§ Input data
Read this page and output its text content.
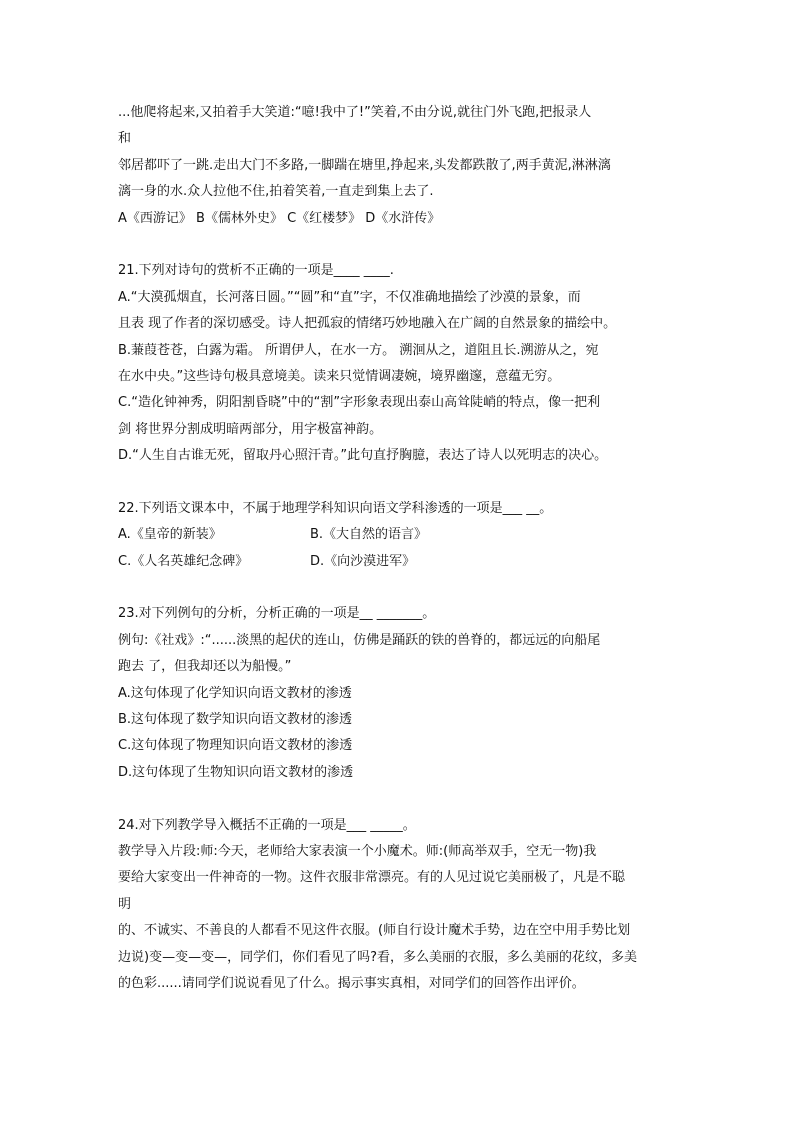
...他爬将起来,又拍着手大笑道:“噫!我中了!”笑着,不由分说,就往门外飞跑,把报录人
和
邻居都吓了一跳.走出大门不多路,一脚踹在塘里,挣起来,头发都跌散了,两手黄泥,淋淋漓
漓一身的水.众人拉他不住,拍着笑着,一直走到集上去了.
A《西游记》 B《儒林外史》 C《红楼梦》 D《水浒传》
21.下列对诗句的赏析不正确的一项是____ ____.
A.“大漠孤烟直，长河落日圆。”“圆”和“直”字，不仅准确地描绘了沙漠的景象，而
且表 现了作者的深切感受。诗人把孤寂的情绪巧妙地融入在广阔的自然景象的描绘中。
B.蒹葭苍苍，白露为霜。 所谓伊人，在水一方。 溯洄从之，道阻且长.溯游从之，宛
在水中央。”这些诗句极具意境美。读来只觉情调凄婉，境界幽邃，意蕴无穷。
C.“造化钟神秀，阴阳割昏晓”中的“割”字形象表现出泰山高耸陡峭的特点，像一把利
剑 将世界分割成明暗两部分，用字极富神韵。
D.“人生自古谁无死，留取丹心照汗青。”此句直抒胸臆，表达了诗人以死明志的决心。
22.下列语文课本中，不属于地理学科知识向语文学科渗透的一项是___ __。
A.《皇帝的新装》	B.《大自然的语言》
C.《人名英雄纪念碑》	D.《向沙漠进军》
23.对下列例句的分析，分析正确的一项是__ _______。
例句:《社戏》:“......淡黑的起伏的连山，仿佛是踊跃的铁的兽脊的，都远远的向船尾
跑去 了，但我却还以为船慢。”
A.这句体现了化学知识向语文教材的渗透
B.这句体现了数学知识向语文教材的渗透
C.这句体现了物理知识向语文教材的渗透
D.这句体现了生物知识向语文教材的渗透
24.对下列教学导入概括不正确的一项是___ _____。
教学导入片段:师:今天，老师给大家表演一个小魔术。师:(师高举双手，空无一物)我
要给大家变出一件神奇的一物。这件衣服非常漂亮。有的人见过说它美丽极了，凡是不聪
明
的、不诚实、不善良的人都看不见这件衣服。(师自行设计魔术手势，边在空中用手势比划
边说)变—变—变—，同学们，你们看见了吗?看，多么美丽的衣服，多么美丽的花纹，多美
的色彩......请同学们说说看见了什么。揭示事实真相，对同学们的回答作出评价。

§ Task to complete
Restate each entry word for word, leaving out any pictures.

§ Exercise answer
Read this page and output its text content.
...他爬将起来,又拍着手大笑道:“噫!我中了!”笑着,不由分说,就往门外飞跑,把报录人
和
邻居都吓了一跳.走出大门不多路,一脚踹在塘里,挣起来,头发都跌散了,两手黄泥,淋淋漓
漓一身的水.众人拉他不住,拍着笑着,一直走到集上去了.
A《西游记》 B《儒林外史》 C《红楼梦》 D《水浒传》
21.下列对诗句的赏析不正确的一项是____ ____.
A.“大漠孤烟直，长河落日圆。”“圆”和“直”字，不仅准确地描绘了沙漠的景象，而
且表 现了作者的深切感受。诗人把孤寂的情绪巧妙地融入在广阔的自然景象的描绘中。
B.蒹葭苍苍，白露为霜。 所谓伊人，在水一方。 溯洄从之，道阻且长.溯游从之，宛
在水中央。”这些诗句极具意境美。读来只觉情调凄婉，境界幽邃，意蕴无穷。
C.“造化钟神秀，阴阳割昏晓”中的“割”字形象表现出泰山高耸陡峭的特点，像一把利
剑 将世界分割成明暗两部分，用字极富神韵。
D.“人生自古谁无死，留取丹心照汗青。”此句直抒胸臆，表达了诗人以死明志的决心。
22.下列语文课本中，不属于地理学科知识向语文学科渗透的一项是___ __。
A.《皇帝的新装》	B.《大自然的语言》
C.《人名英雄纪念碑》	D.《向沙漠进军》
23.对下列例句的分析，分析正确的一项是__ _______。
例句:《社戏》:“......淡黑的起伏的连山，仿佛是踊跃的铁的兽脊的，都远远的向船尾
跑去 了，但我却还以为船慢。”
A.这句体现了化学知识向语文教材的渗透
B.这句体现了数学知识向语文教材的渗透
C.这句体现了物理知识向语文教材的渗透
D.这句体现了生物知识向语文教材的渗透
24.对下列教学导入概括不正确的一项是___ _____。
教学导入片段:师:今天，老师给大家表演一个小魔术。师:(师高举双手，空无一物)我
要给大家变出一件神奇的一物。这件衣服非常漂亮。有的人见过说它美丽极了，凡是不聪
明
的、不诚实、不善良的人都看不见这件衣服。(师自行设计魔术手势，边在空中用手势比划
边说)变—变—变—，同学们，你们看见了吗?看，多么美丽的衣服，多么美丽的花纹，多美
的色彩......请同学们说说看见了什么。揭示事实真相，对同学们的回答作出评价。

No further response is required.